(Source document)

This is where the debate becomes truly interesting.
France had other options.
Paris possesses some of the most extensive diplomatic and security infrastructures in Europe.
Nice regularly hosts international conferences and major political events. It has a large international airport and extensive hotel capacity.
Cannes manages one of the world's most heavily secured annual events, the Cannes Film Festival.
Even Saint-Tropez, often associated with luxury tourism, could have hosted a high-profile gathering under the right security arrangements.
So why Évian?
Officially, the answer is simple: a spectacular setting, previous experience hosting the 2003 G8 summit, and suitable accommodation facilities.
But there is another interpretation.
Évian allows France to benefit from Geneva's infrastructure without organizing the summit in Switzerland. It provides access to an international airport only a few kilometers away. It spreads accommodation and logistics across two countries. It also keeps the summit away from large French urban centers where protests can attract much larger crowds.
The choice is not irrational.
The question is simply: rational for whom?
Even the protesters are crossing the border
Perhaps the most remarkable aspect of this affair concerns the demonstrations.
Several activist groups have announced plans to protest in Geneva rather than in Évian itself.
The paradox is striking.
The summit takes place in France.
The leaders meet in France.
The decisions being criticized are discussed in France.
Yet part of the opposition will gather in Switzerland.
Swiss authorities will therefore be responsible for managing demonstrations linked to an event they neither organized nor control.
Viewed from Geneva, the situation borders on the surreal.
Switzerland is not a member of the G7. It does not set the agenda. It does not enjoy the political visibility generated by the summit.
Yet it must deal with many of the consequences.
The shadow of 2003
For many residents of Geneva, memories of the 2003 G8 summit remain vivid.
At that time, large-scale protests spilled across the Swiss border. Security costs surged. Property damage and public order concerns sparked intense political debate.
More than two decades later, the same questions have returned.
Should Switzerland become the security subcontractor for major international events organized by neighboring countries?
This is no longer merely a financial issue.
It is a question of political responsibility.
Who decides? Who pays?
Ultimately, this is the heart of the matter.
When benefits are distributed, responsibility is clear: France hosts the summit.
When constraints emerge, responsibility becomes much less obvious.
Traffic disruptions affect Geneva.
Enhanced security measures affect Geneva.
Many demonstrations take place in Geneva.

(End Source document)

§ Problem to solve: Turn the paragraph in the source document above that begins "Évian allows France to benefit" into a short bulleted list that keeps its main points.

(Supplied material)

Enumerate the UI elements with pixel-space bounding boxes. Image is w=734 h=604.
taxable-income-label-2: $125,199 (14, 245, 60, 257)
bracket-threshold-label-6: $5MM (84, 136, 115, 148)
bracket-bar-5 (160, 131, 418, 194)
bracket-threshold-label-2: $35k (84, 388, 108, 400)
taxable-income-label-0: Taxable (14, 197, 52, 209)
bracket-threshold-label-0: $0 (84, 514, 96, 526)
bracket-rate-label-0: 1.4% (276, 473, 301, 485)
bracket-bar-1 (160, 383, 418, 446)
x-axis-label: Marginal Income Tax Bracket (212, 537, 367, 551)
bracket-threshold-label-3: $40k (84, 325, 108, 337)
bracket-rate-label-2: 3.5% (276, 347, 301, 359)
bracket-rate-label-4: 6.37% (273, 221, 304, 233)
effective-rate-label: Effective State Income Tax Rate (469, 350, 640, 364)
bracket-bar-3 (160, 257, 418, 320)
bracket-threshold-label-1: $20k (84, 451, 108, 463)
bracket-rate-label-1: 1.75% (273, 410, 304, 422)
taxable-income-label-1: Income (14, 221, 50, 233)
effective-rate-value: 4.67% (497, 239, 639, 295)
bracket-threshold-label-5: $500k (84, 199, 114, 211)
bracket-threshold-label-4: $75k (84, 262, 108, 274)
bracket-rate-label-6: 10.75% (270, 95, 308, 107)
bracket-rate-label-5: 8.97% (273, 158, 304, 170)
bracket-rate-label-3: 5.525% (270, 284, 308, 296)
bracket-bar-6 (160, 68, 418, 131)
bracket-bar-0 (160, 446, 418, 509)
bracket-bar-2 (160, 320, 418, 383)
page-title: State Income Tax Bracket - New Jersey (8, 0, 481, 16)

(End Supplied material)

§ Answer section:
- Lets France use Geneva's infrastructure without holding the summit in Switzerland
- Provides access to an international airport only a few kilometers away
- Spreads accommodation and logistics across two countries
- Keeps the summit away from large French urban centers, where protests can draw much larger crowds